### Prompt
Your task is to quote the material that follows, in full and exactly.

++++ Data for the task

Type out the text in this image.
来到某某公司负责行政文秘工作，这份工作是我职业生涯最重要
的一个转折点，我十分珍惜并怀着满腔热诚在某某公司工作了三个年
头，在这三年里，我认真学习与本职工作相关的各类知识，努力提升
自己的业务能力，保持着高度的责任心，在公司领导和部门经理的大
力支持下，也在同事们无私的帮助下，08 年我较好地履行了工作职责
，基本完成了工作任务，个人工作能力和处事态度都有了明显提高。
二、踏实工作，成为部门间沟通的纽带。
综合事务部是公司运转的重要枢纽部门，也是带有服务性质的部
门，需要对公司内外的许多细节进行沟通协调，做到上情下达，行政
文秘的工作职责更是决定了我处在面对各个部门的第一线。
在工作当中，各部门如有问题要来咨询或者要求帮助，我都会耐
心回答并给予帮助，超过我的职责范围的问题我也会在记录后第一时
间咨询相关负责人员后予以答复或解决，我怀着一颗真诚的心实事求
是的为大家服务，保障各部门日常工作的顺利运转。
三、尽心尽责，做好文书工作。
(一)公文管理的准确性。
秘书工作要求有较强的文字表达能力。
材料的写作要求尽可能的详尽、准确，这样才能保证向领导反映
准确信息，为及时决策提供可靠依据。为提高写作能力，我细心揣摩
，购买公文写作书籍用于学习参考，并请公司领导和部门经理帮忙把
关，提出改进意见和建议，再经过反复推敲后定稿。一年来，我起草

++++++++

### Solution for this task
Type out the text in this image.
来到某某公司负责行政文秘工作，这份工作是我职业生涯最重要
的一个转折点，我十分珍惜并怀着满腔热诚在某某公司工作了三个年
头，在这三年里，我认真学习与本职工作相关的各类知识，努力提升
自己的业务能力，保持着高度的责任心，在公司领导和部门经理的大
力支持下，也在同事们无私的帮助下，08 年我较好地履行了工作职责
，基本完成了工作任务，个人工作能力和处事态度都有了明显提高。
二、踏实工作，成为部门间沟通的纽带。
综合事务部是公司运转的重要枢纽部门，也是带有服务性质的部
门，需要对公司内外的许多细节进行沟通协调，做到上情下达，行政
文秘的工作职责更是决定了我处在面对各个部门的第一线。
在工作当中，各部门如有问题要来咨询或者要求帮助，我都会耐
心回答并给予帮助，超过我的职责范围的问题我也会在记录后第一时
间咨询相关负责人员后予以答复或解决，我怀着一颗真诚的心实事求
是的为大家服务，保障各部门日常工作的顺利运转。
三、尽心尽责，做好文书工作。
(一)公文管理的准确性。
秘书工作要求有较强的文字表达能力。
材料的写作要求尽可能的详尽、准确，这样才能保证向领导反映
准确信息，为及时决策提供可靠依据。为提高写作能力，我细心揣摩
，购买公文写作书籍用于学习参考，并请公司领导和部门经理帮忙把
关，提出改进意见和建议，再经过反复推敲后定稿。一年来，我起草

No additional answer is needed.